### Set exercise:
Print the data exactly as it is given, please.

### The input:
** START **

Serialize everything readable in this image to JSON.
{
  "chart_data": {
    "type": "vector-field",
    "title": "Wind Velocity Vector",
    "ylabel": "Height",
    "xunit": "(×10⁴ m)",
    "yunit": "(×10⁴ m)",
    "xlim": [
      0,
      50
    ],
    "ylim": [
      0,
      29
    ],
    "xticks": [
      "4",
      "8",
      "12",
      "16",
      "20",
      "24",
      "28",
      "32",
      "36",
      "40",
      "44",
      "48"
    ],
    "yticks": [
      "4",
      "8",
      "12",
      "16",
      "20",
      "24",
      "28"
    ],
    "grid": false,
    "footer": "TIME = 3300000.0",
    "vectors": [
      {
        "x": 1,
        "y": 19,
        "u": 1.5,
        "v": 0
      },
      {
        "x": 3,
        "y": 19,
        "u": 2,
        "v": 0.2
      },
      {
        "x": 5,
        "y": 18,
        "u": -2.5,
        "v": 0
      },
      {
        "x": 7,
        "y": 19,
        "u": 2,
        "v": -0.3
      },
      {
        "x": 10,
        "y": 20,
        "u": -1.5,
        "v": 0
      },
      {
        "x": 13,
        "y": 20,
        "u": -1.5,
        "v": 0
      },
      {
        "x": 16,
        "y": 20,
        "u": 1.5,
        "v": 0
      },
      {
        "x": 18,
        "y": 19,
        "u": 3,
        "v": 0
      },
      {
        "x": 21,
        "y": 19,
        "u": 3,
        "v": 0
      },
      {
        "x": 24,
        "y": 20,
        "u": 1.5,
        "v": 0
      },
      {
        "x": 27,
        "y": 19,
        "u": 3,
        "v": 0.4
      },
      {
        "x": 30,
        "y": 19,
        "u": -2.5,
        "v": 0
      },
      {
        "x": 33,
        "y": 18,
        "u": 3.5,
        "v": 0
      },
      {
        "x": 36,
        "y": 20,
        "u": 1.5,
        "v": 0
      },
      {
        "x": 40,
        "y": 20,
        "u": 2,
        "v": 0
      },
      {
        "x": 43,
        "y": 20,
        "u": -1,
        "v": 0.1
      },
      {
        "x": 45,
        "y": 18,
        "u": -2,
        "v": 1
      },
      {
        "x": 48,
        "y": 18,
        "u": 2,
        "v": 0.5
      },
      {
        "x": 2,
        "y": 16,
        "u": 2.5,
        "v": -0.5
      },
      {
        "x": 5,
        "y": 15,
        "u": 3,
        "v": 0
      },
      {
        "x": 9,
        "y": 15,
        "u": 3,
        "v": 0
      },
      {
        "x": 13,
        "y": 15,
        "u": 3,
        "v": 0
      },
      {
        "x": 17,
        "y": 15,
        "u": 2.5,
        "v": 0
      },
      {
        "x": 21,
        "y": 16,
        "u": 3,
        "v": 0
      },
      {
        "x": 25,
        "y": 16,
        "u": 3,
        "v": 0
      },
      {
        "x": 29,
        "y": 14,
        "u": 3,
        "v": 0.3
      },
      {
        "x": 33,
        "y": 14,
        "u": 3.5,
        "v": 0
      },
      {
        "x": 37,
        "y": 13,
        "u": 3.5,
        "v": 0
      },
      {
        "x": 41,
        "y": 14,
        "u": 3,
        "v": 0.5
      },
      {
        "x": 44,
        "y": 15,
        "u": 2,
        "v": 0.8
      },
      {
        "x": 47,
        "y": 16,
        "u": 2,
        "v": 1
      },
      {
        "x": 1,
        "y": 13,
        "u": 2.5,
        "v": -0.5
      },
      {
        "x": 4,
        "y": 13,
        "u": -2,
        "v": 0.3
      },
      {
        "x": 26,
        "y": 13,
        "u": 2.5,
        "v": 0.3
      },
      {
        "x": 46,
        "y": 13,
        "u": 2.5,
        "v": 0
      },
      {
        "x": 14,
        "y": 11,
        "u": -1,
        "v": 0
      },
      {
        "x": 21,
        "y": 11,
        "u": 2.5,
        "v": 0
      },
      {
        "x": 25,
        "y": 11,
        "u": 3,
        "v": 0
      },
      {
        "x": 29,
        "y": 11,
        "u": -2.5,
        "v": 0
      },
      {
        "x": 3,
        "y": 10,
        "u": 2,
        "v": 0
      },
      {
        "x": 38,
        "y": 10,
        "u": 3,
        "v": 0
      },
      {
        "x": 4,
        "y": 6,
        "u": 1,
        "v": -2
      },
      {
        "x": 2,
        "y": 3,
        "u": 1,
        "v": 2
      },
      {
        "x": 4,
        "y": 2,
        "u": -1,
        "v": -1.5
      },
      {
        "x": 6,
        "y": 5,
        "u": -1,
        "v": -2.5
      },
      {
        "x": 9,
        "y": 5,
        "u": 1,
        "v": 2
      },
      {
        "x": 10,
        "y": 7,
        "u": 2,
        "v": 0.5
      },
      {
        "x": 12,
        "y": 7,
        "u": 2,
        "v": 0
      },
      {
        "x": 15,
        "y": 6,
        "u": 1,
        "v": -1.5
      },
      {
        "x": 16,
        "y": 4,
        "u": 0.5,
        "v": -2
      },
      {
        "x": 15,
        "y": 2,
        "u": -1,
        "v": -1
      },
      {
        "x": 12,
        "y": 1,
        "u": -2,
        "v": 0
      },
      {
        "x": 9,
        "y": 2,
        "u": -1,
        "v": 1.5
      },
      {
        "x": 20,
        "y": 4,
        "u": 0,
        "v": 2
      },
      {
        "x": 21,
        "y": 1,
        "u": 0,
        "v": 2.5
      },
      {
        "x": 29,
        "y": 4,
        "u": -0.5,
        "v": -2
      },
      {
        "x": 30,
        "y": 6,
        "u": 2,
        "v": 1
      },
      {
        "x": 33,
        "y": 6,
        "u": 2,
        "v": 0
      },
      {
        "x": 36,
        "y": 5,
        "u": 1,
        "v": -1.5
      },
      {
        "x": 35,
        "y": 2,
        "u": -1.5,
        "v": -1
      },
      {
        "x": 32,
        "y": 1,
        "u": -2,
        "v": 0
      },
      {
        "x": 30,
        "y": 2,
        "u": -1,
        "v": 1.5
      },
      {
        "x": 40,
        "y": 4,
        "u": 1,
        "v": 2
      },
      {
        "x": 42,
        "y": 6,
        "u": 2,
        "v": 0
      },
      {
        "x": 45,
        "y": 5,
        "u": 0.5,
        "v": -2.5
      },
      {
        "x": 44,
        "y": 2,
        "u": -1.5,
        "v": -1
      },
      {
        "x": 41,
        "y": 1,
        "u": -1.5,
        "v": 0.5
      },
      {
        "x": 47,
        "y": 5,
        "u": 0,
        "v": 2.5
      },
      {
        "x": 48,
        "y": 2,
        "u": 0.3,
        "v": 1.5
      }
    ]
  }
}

** END **

### Written reply:
Serialize everything readable in this image to JSON.
{
  "chart_data": {
    "type": "vector-field",
    "title": "Wind Velocity Vector",
    "ylabel": "Height",
    "xunit": "(×10⁴ m)",
    "yunit": "(×10⁴ m)",
    "xlim": [
      0,
      50
    ],
    "ylim": [
      0,
      29
    ],
    "xticks": [
      "4",
      "8",
      "12",
      "16",
      "20",
      "24",
      "28",
      "32",
      "36",
      "40",
      "44",
      "48"
    ],
    "yticks": [
      "4",
      "8",
      "12",
      "16",
      "20",
      "24",
      "28"
    ],
    "grid": false,
    "footer": "TIME = 3300000.0",
    "vectors": [
      {
        "x": 1,
        "y": 19,
        "u": 1.5,
        "v": 0
      },
      {
        "x": 3,
        "y": 19,
        "u": 2,
        "v": 0.2
      },
      {
        "x": 5,
        "y": 18,
        "u": -2.5,
        "v": 0
      },
      {
        "x": 7,
        "y": 19,
        "u": 2,
        "v": -0.3
      },
      {
        "x": 10,
        "y": 20,
        "u": -1.5,
        "v": 0
      },
      {
        "x": 13,
        "y": 20,
        "u": -1.5,
        "v": 0
      },
      {
        "x": 16,
        "y": 20,
        "u": 1.5,
        "v": 0
      },
      {
        "x": 18,
        "y": 19,
        "u": 3,
        "v": 0
      },
      {
        "x": 21,
        "y": 19,
        "u": 3,
        "v": 0
      },
      {
        "x": 24,
        "y": 20,
        "u": 1.5,
        "v": 0
      },
      {
        "x": 27,
        "y": 19,
        "u": 3,
        "v": 0.4
      },
      {
        "x": 30,
        "y": 19,
        "u": -2.5,
        "v": 0
      },
      {
        "x": 33,
        "y": 18,
        "u": 3.5,
        "v": 0
      },
      {
        "x": 36,
        "y": 20,
        "u": 1.5,
        "v": 0
      },
      {
        "x": 40,
        "y": 20,
        "u": 2,
        "v": 0
      },
      {
        "x": 43,
        "y": 20,
        "u": -1,
        "v": 0.1
      },
      {
        "x": 45,
        "y": 18,
        "u": -2,
        "v": 1
      },
      {
        "x": 48,
        "y": 18,
        "u": 2,
        "v": 0.5
      },
      {
        "x": 2,
        "y": 16,
        "u": 2.5,
        "v": -0.5
      },
      {
        "x": 5,
        "y": 15,
        "u": 3,
        "v": 0
      },
      {
        "x": 9,
        "y": 15,
        "u": 3,
        "v": 0
      },
      {
        "x": 13,
        "y": 15,
        "u": 3,
        "v": 0
      },
      {
        "x": 17,
        "y": 15,
        "u": 2.5,
        "v": 0
      },
      {
        "x": 21,
        "y": 16,
        "u": 3,
        "v": 0
      },
      {
        "x": 25,
        "y": 16,
        "u": 3,
        "v": 0
      },
      {
        "x": 29,
        "y": 14,
        "u": 3,
        "v": 0.3
      },
      {
        "x": 33,
        "y": 14,
        "u": 3.5,
        "v": 0
      },
      {
        "x": 37,
        "y": 13,
        "u": 3.5,
        "v": 0
      },
      {
        "x": 41,
        "y": 14,
        "u": 3,
        "v": 0.5
      },
      {
        "x": 44,
        "y": 15,
        "u": 2,
        "v": 0.8
      },
      {
        "x": 47,
        "y": 16,
        "u": 2,
        "v": 1
      },
      {
        "x": 1,
        "y": 13,
        "u": 2.5,
        "v": -0.5
      },
      {
        "x": 4,
        "y": 13,
        "u": -2,
        "v": 0.3
      },
      {
        "x": 26,
        "y": 13,
        "u": 2.5,
        "v": 0.3
      },
      {
        "x": 46,
        "y": 13,
        "u": 2.5,
        "v": 0
      },
      {
        "x": 14,
        "y": 11,
        "u": -1,
        "v": 0
      },
      {
        "x": 21,
        "y": 11,
        "u": 2.5,
        "v": 0
      },
      {
        "x": 25,
        "y": 11,
        "u": 3,
        "v": 0
      },
      {
        "x": 29,
        "y": 11,
        "u": -2.5,
        "v": 0
      },
      {
        "x": 3,
        "y": 10,
        "u": 2,
        "v": 0
      },
      {
        "x": 38,
        "y": 10,
        "u": 3,
        "v": 0
      },
      {
        "x": 4,
        "y": 6,
        "u": 1,
        "v": -2
      },
      {
        "x": 2,
        "y": 3,
        "u": 1,
        "v": 2
      },
      {
        "x": 4,
        "y": 2,
        "u": -1,
        "v": -1.5
      },
      {
        "x": 6,
        "y": 5,
        "u": -1,
        "v": -2.5
      },
      {
        "x": 9,
        "y": 5,
        "u": 1,
        "v": 2
      },
      {
        "x": 10,
        "y": 7,
        "u": 2,
        "v": 0.5
      },
      {
        "x": 12,
        "y": 7,
        "u": 2,
        "v": 0
      },
      {
        "x": 15,
        "y": 6,
        "u": 1,
        "v": -1.5
      },
      {
        "x": 16,
        "y": 4,
        "u": 0.5,
        "v": -2
      },
      {
        "x": 15,
        "y": 2,
        "u": -1,
        "v": -1
      },
      {
        "x": 12,
        "y": 1,
        "u": -2,
        "v": 0
      },
      {
        "x": 9,
        "y": 2,
        "u": -1,
        "v": 1.5
      },
      {
        "x": 20,
        "y": 4,
        "u": 0,
        "v": 2
      },
      {
        "x": 21,
        "y": 1,
        "u": 0,
        "v": 2.5
      },
      {
        "x": 29,
        "y": 4,
        "u": -0.5,
        "v": -2
      },
      {
        "x": 30,
        "y": 6,
        "u": 2,
        "v": 1
      },
      {
        "x": 33,
        "y": 6,
        "u": 2,
        "v": 0
      },
      {
        "x": 36,
        "y": 5,
        "u": 1,
        "v": -1.5
      },
      {
        "x": 35,
        "y": 2,
        "u": -1.5,
        "v": -1
      },
      {
        "x": 32,
        "y": 1,
        "u": -2,
        "v": 0
      },
      {
        "x": 30,
        "y": 2,
        "u": -1,
        "v": 1.5
      },
      {
        "x": 40,
        "y": 4,
        "u": 1,
        "v": 2
      },
      {
        "x": 42,
        "y": 6,
        "u": 2,
        "v": 0
      },
      {
        "x": 45,
        "y": 5,
        "u": 0.5,
        "v": -2.5
      },
      {
        "x": 44,
        "y": 2,
        "u": -1.5,
        "v": -1
      },
      {
        "x": 41,
        "y": 1,
        "u": -1.5,
        "v": 0.5
      },
      {
        "x": 47,
        "y": 5,
        "u": 0,
        "v": 2.5
      },
      {
        "x": 48,
        "y": 2,
        "u": 0.3,
        "v": 1.5
      }
    ]
  }
}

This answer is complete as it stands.